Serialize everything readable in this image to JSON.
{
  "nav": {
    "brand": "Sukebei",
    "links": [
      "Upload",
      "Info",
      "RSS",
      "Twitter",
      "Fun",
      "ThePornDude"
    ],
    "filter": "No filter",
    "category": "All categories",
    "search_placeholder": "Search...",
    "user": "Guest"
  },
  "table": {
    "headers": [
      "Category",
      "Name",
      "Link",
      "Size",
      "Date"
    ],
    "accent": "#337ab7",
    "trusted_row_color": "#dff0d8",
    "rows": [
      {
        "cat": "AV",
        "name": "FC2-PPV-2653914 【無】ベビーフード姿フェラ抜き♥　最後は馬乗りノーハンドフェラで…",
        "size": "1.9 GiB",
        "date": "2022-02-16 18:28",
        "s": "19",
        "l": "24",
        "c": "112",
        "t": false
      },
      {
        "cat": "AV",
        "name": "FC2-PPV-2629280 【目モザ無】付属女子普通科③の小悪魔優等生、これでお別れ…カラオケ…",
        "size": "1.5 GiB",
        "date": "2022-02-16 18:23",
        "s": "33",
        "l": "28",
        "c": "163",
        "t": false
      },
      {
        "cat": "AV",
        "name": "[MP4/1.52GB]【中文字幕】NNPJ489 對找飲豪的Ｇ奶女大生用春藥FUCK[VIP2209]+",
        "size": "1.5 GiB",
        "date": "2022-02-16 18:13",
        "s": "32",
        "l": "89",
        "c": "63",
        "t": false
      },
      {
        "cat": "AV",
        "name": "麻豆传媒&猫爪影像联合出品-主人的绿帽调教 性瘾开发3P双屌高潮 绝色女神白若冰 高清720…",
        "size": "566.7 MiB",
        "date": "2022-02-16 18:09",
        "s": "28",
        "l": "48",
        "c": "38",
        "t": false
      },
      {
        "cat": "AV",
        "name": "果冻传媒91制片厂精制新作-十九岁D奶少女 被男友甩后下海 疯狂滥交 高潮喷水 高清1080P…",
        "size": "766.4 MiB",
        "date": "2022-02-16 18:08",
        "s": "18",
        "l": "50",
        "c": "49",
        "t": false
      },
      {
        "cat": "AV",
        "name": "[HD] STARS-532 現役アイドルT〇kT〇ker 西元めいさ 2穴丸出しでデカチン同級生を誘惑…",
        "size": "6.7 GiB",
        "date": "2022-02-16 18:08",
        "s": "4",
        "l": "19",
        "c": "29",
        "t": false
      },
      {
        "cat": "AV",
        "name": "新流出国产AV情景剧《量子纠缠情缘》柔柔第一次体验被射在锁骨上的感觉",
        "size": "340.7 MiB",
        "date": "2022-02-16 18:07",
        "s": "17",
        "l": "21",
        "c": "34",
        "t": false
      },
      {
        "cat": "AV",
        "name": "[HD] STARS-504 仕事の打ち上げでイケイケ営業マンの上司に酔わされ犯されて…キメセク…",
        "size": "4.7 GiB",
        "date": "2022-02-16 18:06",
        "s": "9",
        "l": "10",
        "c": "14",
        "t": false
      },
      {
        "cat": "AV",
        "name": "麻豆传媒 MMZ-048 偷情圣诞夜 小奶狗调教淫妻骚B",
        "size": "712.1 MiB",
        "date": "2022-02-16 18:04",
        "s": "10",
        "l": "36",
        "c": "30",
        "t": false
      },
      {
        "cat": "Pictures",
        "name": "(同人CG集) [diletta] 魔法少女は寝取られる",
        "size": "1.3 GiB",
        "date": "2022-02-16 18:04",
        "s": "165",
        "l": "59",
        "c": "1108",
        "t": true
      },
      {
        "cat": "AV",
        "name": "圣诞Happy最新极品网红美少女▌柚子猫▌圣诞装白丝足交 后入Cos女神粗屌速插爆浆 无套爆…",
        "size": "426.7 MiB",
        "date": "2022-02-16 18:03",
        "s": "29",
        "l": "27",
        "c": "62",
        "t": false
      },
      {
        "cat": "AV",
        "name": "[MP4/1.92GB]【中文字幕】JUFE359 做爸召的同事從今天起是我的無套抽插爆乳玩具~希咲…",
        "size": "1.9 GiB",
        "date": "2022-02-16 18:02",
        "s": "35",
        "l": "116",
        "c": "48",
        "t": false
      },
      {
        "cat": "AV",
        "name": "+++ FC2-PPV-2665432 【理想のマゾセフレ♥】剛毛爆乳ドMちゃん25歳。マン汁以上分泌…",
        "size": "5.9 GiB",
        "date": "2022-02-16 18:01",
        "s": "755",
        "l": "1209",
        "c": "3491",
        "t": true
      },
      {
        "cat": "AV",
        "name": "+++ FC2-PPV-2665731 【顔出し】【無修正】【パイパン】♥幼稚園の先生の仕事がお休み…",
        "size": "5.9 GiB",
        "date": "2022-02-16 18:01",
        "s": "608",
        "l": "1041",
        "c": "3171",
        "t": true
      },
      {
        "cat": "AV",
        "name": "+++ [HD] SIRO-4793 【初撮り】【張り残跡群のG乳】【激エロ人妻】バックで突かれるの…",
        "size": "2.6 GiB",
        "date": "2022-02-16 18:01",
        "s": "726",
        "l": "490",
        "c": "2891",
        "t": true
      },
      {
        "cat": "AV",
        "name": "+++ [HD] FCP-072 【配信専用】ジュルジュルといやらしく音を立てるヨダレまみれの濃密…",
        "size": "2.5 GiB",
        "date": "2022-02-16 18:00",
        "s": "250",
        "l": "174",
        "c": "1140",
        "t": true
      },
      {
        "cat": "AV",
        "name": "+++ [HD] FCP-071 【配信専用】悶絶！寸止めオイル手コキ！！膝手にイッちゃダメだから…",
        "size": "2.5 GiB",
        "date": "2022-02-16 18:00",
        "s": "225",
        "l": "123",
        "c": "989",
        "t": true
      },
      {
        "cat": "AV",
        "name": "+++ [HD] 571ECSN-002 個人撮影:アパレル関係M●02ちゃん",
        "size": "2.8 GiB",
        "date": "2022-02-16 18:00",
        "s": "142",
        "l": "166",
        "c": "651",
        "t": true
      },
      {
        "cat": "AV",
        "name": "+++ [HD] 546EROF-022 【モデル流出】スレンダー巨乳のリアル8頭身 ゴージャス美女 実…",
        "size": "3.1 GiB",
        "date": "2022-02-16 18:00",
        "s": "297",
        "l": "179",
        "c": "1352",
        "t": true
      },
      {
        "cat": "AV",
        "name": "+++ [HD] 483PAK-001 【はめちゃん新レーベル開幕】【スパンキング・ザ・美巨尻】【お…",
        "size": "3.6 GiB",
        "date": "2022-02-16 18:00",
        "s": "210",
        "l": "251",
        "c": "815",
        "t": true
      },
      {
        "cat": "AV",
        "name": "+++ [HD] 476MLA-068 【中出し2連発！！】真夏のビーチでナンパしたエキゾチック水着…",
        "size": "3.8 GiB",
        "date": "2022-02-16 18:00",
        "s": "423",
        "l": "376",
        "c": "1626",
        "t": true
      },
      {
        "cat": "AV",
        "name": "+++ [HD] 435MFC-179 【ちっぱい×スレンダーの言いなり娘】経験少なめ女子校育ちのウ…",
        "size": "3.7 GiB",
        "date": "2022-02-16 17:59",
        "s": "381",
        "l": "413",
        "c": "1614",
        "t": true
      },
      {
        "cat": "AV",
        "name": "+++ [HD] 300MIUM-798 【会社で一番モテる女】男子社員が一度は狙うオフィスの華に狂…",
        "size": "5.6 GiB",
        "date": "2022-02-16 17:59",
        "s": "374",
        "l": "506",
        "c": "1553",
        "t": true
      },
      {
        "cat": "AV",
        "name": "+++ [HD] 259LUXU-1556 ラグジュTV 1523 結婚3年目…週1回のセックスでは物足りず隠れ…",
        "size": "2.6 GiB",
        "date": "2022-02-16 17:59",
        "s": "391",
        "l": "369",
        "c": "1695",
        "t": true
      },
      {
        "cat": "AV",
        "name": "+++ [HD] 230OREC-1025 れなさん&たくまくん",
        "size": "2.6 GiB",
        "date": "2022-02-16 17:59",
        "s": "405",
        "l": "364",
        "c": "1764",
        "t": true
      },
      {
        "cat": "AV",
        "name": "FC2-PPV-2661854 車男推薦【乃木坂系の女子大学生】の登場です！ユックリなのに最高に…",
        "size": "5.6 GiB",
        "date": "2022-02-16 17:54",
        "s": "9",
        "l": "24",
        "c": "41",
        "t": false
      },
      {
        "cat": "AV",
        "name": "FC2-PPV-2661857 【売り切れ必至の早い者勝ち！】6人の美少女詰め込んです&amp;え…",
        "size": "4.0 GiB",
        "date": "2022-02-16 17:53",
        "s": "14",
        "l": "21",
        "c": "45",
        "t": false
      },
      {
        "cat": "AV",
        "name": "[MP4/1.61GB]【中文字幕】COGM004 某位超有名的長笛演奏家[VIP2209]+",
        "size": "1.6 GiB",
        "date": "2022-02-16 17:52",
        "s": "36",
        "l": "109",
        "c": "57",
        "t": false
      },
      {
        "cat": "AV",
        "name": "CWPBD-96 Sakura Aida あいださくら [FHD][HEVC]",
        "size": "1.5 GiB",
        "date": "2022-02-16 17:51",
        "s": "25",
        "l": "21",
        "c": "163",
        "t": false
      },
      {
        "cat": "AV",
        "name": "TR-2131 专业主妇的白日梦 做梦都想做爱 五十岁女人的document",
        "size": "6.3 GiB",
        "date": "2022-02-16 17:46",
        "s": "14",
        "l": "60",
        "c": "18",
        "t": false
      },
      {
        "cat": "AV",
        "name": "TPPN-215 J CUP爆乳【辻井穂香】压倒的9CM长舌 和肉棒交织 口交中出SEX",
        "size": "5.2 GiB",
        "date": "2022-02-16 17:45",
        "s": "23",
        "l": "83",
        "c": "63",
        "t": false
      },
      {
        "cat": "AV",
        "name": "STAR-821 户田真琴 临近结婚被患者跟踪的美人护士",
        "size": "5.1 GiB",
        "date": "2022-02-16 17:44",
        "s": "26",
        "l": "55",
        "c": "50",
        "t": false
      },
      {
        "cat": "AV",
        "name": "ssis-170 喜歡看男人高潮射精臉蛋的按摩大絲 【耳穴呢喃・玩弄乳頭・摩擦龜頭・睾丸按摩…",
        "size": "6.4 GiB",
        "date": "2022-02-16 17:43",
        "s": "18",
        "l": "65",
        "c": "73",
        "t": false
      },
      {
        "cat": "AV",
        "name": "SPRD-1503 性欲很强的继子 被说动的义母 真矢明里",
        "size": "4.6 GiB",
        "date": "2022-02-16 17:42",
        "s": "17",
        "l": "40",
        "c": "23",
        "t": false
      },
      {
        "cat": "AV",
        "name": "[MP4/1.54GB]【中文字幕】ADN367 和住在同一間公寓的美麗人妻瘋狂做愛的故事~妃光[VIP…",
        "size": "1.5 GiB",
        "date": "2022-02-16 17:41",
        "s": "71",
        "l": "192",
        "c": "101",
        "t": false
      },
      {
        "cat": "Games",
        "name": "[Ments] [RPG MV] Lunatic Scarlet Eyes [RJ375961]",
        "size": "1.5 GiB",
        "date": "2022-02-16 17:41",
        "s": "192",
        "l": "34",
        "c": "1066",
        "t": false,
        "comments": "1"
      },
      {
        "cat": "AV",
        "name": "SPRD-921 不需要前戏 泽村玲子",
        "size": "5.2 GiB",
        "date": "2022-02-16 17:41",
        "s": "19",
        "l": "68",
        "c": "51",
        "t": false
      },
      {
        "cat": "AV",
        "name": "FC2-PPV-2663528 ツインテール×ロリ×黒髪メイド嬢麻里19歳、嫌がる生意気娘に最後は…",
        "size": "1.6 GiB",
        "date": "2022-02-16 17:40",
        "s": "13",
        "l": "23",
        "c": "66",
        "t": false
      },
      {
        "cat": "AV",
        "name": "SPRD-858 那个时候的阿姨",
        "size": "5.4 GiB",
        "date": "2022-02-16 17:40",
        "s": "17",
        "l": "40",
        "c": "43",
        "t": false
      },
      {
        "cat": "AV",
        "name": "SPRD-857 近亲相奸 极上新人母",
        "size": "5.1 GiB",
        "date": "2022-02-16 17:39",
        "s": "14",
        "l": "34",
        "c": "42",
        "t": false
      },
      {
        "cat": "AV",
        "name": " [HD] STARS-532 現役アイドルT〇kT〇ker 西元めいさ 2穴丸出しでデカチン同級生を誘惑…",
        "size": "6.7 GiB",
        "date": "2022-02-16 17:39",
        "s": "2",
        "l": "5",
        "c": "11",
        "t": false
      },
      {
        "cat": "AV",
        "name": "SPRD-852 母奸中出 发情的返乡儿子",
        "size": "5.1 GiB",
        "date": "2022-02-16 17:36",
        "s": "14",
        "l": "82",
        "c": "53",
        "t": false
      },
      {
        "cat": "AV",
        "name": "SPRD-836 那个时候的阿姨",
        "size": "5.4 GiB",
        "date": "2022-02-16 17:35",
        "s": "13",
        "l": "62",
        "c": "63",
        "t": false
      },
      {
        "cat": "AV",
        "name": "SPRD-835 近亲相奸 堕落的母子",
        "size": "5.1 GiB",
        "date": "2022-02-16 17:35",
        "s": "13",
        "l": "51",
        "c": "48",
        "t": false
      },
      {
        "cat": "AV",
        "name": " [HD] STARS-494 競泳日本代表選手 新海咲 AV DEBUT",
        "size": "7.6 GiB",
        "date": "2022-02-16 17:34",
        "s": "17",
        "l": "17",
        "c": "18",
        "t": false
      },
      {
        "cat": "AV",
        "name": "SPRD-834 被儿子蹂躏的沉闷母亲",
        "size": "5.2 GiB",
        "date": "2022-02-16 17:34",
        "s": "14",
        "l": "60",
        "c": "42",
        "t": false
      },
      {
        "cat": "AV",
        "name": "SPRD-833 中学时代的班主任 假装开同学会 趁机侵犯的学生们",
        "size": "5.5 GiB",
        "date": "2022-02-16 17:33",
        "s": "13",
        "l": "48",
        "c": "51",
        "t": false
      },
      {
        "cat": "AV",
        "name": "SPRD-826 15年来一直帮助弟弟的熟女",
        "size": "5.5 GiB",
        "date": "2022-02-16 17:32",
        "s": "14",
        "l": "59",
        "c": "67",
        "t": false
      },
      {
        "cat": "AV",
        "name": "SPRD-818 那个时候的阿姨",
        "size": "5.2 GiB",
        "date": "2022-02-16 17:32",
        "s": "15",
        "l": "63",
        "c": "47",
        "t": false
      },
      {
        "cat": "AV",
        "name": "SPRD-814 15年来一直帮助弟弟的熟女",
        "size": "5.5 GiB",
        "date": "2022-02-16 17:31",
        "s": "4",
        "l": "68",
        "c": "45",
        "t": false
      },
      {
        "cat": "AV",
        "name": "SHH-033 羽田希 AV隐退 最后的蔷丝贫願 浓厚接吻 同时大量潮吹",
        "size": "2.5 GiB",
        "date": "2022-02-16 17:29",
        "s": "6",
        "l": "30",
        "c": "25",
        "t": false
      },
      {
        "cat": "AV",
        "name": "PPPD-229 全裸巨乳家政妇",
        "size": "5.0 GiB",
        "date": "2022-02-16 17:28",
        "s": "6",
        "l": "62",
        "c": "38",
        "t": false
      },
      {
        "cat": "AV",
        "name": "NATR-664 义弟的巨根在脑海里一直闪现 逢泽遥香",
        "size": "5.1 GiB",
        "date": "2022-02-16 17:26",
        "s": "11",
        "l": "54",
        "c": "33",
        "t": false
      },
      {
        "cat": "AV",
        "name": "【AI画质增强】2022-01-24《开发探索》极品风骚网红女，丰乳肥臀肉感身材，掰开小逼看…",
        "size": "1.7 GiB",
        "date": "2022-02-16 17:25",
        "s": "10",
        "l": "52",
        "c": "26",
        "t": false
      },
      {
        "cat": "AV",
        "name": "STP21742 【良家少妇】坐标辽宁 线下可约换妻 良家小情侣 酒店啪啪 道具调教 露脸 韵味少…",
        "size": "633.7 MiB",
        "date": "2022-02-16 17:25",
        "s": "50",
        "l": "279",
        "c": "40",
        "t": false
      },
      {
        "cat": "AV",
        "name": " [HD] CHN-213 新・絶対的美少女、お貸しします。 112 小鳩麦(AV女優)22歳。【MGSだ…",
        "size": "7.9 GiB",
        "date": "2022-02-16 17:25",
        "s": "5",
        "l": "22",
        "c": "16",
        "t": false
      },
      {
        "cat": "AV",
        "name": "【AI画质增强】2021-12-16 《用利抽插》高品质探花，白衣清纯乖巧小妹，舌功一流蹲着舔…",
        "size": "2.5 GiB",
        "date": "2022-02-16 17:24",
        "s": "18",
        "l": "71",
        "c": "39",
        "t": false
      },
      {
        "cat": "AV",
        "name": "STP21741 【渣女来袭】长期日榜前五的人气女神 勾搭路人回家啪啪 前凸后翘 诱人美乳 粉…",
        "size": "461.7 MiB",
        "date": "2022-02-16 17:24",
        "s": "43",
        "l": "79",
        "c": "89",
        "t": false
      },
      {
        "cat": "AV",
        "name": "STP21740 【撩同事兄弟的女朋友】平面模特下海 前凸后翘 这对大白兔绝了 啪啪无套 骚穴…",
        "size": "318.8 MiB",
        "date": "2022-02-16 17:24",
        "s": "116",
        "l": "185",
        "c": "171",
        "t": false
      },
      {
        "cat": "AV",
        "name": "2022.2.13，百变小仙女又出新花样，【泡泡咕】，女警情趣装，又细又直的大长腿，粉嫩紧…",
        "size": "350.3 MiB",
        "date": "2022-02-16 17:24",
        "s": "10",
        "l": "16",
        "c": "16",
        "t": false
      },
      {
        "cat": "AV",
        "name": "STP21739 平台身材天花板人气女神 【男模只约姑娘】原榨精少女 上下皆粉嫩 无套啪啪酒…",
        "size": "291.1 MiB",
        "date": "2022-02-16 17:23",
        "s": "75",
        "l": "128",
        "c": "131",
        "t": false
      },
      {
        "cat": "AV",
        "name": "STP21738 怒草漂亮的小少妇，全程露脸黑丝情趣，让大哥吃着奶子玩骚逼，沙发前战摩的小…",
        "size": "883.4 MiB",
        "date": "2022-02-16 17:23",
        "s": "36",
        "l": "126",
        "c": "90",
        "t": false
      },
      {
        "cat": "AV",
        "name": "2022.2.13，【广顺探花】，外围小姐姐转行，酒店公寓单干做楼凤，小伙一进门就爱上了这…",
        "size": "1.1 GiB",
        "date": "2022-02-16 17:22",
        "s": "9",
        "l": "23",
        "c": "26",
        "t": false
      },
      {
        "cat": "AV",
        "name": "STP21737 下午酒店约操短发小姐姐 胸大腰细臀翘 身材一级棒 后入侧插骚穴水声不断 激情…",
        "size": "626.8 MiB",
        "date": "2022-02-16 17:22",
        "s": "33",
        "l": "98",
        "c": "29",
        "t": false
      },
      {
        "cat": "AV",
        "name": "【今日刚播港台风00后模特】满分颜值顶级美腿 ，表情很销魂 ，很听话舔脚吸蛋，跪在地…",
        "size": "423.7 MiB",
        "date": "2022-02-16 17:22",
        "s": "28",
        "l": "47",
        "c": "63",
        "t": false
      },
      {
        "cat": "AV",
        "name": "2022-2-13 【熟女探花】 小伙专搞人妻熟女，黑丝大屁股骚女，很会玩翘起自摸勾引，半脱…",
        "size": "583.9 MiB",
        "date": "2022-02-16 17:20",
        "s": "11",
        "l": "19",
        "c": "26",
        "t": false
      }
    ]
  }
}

**WRITTEN REQUEST**
Report only a number: how many lines in the material above contain the string "西元めいさ".

**CORRECT ANSWER**
2